--- Start ---

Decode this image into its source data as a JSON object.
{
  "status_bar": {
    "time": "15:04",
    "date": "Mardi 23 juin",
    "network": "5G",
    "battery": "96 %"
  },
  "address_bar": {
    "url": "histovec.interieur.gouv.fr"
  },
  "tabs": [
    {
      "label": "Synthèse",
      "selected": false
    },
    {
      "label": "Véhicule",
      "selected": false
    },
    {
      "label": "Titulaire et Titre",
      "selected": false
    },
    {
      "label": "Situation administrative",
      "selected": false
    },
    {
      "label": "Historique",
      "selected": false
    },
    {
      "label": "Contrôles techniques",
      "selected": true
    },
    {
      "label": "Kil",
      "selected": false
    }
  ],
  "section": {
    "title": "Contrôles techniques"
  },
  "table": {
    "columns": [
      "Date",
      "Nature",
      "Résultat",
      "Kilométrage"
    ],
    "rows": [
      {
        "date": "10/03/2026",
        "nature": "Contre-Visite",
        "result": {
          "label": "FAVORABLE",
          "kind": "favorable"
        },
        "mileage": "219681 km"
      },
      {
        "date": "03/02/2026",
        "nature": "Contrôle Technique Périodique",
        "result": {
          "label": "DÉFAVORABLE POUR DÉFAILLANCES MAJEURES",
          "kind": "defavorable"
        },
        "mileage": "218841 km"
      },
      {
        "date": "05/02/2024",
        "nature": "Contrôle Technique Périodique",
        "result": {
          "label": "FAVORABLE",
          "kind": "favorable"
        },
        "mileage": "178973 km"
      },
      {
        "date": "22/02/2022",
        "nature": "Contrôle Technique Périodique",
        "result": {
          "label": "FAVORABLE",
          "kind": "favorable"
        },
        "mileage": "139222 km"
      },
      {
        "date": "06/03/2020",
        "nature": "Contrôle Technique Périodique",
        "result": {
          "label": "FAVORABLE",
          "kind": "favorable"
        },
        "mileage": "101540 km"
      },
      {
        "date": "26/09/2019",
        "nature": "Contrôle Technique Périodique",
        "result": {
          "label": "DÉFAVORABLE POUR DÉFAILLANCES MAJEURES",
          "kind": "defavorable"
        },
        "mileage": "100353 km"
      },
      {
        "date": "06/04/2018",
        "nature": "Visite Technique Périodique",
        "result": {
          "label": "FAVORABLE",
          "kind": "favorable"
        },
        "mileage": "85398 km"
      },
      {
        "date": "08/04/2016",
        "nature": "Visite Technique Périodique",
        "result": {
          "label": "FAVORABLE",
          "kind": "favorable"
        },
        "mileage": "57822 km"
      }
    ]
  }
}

--- End ---

### The problem
Copy each record from above without leaving any out.

### Solution to this exercise
Decode this image into its source data as a JSON object.
{
  "status_bar": {
    "time": "15:04",
    "date": "Mardi 23 juin",
    "network": "5G",
    "battery": "96 %"
  },
  "address_bar": {
    "url": "histovec.interieur.gouv.fr"
  },
  "tabs": [
    {
      "label": "Synthèse",
      "selected": false
    },
    {
      "label": "Véhicule",
      "selected": false
    },
    {
      "label": "Titulaire et Titre",
      "selected": false
    },
    {
      "label": "Situation administrative",
      "selected": false
    },
    {
      "label": "Historique",
      "selected": false
    },
    {
      "label": "Contrôles techniques",
      "selected": true
    },
    {
      "label": "Kil",
      "selected": false
    }
  ],
  "section": {
    "title": "Contrôles techniques"
  },
  "table": {
    "columns": [
      "Date",
      "Nature",
      "Résultat",
      "Kilométrage"
    ],
    "rows": [
      {
        "date": "10/03/2026",
        "nature": "Contre-Visite",
        "result": {
          "label": "FAVORABLE",
          "kind": "favorable"
        },
        "mileage": "219681 km"
      },
      {
        "date": "03/02/2026",
        "nature": "Contrôle Technique Périodique",
        "result": {
          "label": "DÉFAVORABLE POUR DÉFAILLANCES MAJEURES",
          "kind": "defavorable"
        },
        "mileage": "218841 km"
      },
      {
        "date": "05/02/2024",
        "nature": "Contrôle Technique Périodique",
        "result": {
          "label": "FAVORABLE",
          "kind": "favorable"
        },
        "mileage": "178973 km"
      },
      {
        "date": "22/02/2022",
        "nature": "Contrôle Technique Périodique",
        "result": {
          "label": "FAVORABLE",
          "kind": "favorable"
        },
        "mileage": "139222 km"
      },
      {
        "date": "06/03/2020",
        "nature": "Contrôle Technique Périodique",
        "result": {
          "label": "FAVORABLE",
          "kind": "favorable"
        },
        "mileage": "101540 km"
      },
      {
        "date": "26/09/2019",
        "nature": "Contrôle Technique Périodique",
        "result": {
          "label": "DÉFAVORABLE POUR DÉFAILLANCES MAJEURES",
          "kind": "defavorable"
        },
        "mileage": "100353 km"
      },
      {
        "date": "06/04/2018",
        "nature": "Visite Technique Périodique",
        "result": {
          "label": "FAVORABLE",
          "kind": "favorable"
        },
        "mileage": "85398 km"
      },
      {
        "date": "08/04/2016",
        "nature": "Visite Technique Périodique",
        "result": {
          "label": "FAVORABLE",
          "kind": "favorable"
        },
        "mileage": "57822 km"
      }
    ]
  }
}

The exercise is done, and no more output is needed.